TO BE DONE: Put the lines of the entries below, from the line containing "wrench-icon — [483, 44, 533, 94]" through the line containing "carrier-label: 中国电信 3G — [10, 8, 125, 33]", into a Markdown table with a Row column that numbers each row and a Line column that holds the line. Include only those lines and skip any blank ones.

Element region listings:
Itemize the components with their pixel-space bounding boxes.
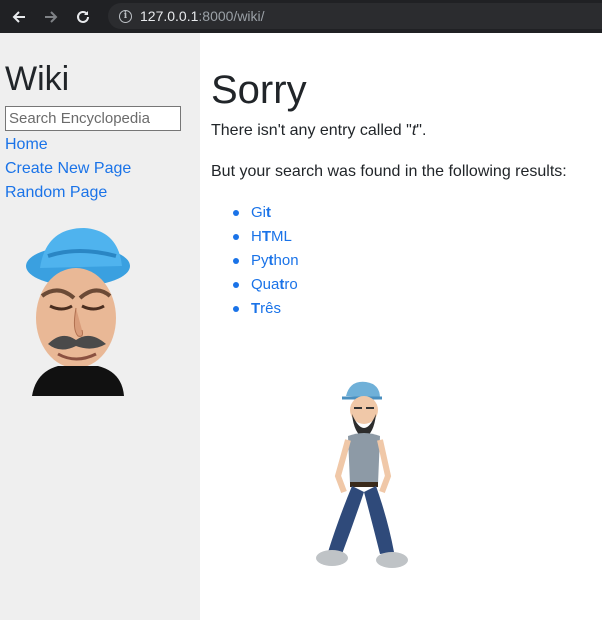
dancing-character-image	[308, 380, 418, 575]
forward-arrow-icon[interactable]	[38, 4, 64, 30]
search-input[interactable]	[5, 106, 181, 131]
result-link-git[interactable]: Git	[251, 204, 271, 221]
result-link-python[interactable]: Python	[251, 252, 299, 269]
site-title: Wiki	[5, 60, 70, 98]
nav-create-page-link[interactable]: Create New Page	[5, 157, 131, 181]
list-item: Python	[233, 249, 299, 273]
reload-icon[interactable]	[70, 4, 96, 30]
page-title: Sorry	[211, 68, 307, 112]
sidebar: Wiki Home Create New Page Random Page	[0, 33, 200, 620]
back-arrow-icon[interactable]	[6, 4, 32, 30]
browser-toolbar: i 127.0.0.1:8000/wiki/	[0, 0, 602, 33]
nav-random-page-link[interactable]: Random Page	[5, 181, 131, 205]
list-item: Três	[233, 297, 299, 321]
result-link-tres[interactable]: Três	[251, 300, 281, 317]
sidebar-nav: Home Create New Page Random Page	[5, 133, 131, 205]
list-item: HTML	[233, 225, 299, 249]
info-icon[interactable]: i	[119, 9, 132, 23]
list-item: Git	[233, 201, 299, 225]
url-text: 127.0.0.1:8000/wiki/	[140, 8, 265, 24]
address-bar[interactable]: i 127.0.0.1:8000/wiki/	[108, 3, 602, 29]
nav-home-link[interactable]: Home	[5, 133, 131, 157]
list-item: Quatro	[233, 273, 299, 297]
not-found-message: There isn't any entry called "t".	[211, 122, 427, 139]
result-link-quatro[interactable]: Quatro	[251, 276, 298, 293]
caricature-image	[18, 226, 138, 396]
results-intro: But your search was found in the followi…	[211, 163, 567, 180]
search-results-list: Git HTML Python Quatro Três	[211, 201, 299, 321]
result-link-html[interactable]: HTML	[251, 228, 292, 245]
* * *
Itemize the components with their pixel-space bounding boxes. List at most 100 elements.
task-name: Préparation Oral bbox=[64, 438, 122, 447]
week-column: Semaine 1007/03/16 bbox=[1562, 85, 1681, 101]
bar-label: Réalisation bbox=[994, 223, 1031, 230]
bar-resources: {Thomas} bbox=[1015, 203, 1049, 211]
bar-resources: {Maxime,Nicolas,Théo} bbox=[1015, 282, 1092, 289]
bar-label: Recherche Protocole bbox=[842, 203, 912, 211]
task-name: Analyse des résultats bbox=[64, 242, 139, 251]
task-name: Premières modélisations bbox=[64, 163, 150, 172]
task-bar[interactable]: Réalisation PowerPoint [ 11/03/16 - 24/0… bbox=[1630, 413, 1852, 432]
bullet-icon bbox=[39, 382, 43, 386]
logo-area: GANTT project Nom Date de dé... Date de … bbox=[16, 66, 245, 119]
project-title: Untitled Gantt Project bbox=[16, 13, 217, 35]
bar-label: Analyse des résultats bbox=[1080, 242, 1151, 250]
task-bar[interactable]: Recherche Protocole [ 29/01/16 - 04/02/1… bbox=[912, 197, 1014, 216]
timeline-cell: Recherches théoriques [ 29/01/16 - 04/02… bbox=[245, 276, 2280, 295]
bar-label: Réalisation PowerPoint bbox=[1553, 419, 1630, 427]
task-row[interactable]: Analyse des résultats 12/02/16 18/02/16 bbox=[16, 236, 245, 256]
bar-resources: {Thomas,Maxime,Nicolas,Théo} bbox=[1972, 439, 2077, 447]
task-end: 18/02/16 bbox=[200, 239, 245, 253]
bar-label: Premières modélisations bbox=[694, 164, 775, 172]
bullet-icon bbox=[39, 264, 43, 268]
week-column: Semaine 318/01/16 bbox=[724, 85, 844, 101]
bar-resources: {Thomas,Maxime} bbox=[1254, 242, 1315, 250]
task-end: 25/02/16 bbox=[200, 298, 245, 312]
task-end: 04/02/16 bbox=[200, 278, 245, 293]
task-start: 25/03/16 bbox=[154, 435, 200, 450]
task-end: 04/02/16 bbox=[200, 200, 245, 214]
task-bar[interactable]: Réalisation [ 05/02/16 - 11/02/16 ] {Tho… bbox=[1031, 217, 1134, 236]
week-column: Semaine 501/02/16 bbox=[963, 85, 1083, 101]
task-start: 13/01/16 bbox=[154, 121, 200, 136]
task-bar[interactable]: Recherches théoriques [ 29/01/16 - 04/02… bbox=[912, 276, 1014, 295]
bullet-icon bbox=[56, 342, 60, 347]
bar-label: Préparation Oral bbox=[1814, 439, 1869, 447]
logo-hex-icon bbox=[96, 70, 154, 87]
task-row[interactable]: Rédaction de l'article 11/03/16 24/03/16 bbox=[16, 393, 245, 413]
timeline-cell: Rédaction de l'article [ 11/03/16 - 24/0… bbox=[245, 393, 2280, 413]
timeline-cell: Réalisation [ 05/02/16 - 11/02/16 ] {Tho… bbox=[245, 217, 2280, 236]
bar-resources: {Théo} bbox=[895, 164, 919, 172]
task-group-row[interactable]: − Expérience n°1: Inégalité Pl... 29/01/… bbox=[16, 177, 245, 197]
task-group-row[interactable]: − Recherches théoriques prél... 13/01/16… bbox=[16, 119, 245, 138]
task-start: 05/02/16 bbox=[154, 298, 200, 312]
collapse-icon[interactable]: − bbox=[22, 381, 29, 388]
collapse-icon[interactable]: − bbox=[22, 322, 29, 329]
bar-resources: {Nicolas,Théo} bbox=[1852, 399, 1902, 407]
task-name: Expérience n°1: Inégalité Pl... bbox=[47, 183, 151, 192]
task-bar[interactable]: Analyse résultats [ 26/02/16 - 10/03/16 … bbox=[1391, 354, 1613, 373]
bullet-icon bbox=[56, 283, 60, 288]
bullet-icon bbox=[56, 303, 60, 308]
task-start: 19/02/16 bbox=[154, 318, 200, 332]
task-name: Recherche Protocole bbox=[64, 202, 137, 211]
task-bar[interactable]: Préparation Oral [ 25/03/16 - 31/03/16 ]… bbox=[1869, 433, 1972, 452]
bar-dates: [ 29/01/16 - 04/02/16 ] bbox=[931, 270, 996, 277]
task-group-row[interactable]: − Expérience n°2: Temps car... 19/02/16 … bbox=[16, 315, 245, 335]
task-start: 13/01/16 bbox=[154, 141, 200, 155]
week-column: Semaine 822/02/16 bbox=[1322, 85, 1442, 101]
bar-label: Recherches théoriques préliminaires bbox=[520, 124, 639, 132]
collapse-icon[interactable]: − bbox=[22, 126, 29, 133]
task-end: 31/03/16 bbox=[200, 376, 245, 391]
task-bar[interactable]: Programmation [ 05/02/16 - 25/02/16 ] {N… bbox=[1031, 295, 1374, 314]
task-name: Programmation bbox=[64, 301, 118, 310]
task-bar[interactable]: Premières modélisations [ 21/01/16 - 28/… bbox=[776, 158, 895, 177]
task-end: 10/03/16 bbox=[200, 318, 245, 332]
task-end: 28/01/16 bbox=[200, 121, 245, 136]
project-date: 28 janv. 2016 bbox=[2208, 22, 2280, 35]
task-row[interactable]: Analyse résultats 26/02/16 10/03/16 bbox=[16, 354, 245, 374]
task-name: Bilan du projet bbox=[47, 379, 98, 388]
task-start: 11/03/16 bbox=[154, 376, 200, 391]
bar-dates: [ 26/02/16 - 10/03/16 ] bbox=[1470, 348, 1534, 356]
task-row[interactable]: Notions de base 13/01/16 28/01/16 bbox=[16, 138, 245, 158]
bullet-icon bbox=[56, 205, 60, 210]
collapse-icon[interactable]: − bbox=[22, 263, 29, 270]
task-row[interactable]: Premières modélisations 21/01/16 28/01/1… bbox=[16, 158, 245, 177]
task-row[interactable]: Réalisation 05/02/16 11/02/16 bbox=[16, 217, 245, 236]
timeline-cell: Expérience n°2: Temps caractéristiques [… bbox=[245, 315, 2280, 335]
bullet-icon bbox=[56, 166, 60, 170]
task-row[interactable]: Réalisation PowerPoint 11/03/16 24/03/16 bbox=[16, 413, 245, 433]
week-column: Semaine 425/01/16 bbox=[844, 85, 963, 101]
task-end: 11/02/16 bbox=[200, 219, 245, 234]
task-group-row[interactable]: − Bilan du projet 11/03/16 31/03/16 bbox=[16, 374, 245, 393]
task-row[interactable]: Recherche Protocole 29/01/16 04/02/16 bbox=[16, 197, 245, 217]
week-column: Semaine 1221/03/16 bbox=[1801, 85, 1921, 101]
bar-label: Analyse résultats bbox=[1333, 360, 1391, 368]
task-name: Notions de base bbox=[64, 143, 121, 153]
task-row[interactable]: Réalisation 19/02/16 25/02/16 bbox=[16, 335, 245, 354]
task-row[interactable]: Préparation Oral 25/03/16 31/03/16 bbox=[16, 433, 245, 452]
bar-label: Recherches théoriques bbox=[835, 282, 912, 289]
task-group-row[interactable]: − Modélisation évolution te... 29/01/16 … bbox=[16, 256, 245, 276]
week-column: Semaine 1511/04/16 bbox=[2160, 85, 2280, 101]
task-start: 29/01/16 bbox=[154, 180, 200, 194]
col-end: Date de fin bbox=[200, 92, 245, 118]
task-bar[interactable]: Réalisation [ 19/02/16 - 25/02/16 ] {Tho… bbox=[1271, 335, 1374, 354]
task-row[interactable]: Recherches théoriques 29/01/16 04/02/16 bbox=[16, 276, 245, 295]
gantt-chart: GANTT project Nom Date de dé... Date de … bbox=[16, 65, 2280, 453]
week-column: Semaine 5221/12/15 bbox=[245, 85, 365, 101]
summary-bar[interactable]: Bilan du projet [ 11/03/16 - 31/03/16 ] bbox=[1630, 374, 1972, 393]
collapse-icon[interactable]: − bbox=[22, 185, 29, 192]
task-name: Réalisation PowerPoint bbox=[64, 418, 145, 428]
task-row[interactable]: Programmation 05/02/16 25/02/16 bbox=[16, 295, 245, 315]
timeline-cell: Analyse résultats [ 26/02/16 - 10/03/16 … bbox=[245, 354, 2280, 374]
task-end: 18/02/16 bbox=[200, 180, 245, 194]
---
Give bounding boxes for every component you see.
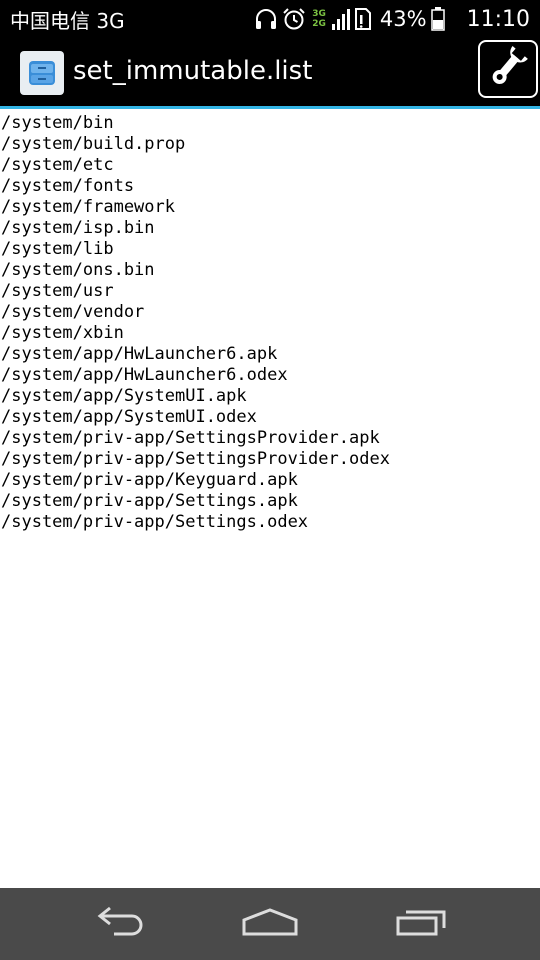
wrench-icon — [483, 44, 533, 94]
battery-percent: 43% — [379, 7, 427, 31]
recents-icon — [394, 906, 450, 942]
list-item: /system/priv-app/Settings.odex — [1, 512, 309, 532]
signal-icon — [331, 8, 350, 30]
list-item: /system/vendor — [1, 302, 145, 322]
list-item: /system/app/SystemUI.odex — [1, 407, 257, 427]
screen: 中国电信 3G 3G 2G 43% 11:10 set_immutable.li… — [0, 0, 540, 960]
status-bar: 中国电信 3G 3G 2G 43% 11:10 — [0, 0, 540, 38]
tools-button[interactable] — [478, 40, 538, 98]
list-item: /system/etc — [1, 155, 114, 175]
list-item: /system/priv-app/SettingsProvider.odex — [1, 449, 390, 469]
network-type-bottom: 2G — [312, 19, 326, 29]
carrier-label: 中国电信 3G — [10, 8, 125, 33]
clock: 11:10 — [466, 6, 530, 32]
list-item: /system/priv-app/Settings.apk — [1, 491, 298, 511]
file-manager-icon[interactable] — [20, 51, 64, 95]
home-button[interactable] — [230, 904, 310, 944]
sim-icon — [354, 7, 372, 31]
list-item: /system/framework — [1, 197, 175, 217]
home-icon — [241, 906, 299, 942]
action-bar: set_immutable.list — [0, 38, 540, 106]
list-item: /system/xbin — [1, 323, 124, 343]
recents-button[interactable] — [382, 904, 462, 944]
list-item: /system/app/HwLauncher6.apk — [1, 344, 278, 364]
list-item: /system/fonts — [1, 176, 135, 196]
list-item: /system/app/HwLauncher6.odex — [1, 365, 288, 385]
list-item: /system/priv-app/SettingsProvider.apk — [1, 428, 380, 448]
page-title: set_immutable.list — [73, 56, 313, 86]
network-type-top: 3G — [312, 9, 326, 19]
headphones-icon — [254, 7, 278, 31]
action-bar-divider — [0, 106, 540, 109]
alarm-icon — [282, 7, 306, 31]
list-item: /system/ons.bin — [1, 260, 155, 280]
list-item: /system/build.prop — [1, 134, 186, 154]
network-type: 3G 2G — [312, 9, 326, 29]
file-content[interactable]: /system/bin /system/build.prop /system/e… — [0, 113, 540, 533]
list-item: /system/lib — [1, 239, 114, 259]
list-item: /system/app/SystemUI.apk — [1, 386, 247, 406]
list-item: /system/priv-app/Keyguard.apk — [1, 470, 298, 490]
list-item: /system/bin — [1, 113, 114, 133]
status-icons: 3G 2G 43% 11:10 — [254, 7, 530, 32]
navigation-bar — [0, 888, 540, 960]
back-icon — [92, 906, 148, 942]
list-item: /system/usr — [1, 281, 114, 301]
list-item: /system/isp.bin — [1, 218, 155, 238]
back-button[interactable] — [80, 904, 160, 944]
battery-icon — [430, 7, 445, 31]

FINISHED TASK:
| Row | Line |
|---|---|
| 1 | wrench-icon — [483, 44, 533, 94] |
| 2 | battery-percent: 43% — [379, 7, 427, 31] |
| 3 | recents-icon — [394, 906, 450, 942] |
| 4 | list-item: /system/priv-app/Settings.odex — [1, 512, 309, 532] |
| 5 | signal-icon — [331, 8, 350, 30] |
| 6 | list-item: /system/vendor — [1, 302, 145, 322] |
| 7 | list-item: /system/app/SystemUI.odex — [1, 407, 257, 427] |
| 8 | screen: 中国电信 3G 3G 2G 43% 11:10 set_immutable.li… — [0, 0, 540, 960] |
| 9 | status-bar: 中国电信 3G 3G 2G 43% 11:10 — [0, 0, 540, 38] |
| 10 | tools-button[interactable] — [478, 40, 538, 98] |
| 11 | list-item: /system/etc — [1, 155, 114, 175] |
| 12 | list-item: /system/priv-app/SettingsProvider.odex — [1, 449, 390, 469] |
| 13 | network-type-bottom: 2G — [312, 19, 326, 29] |
| 14 | carrier-label: 中国电信 3G — [10, 8, 125, 33] |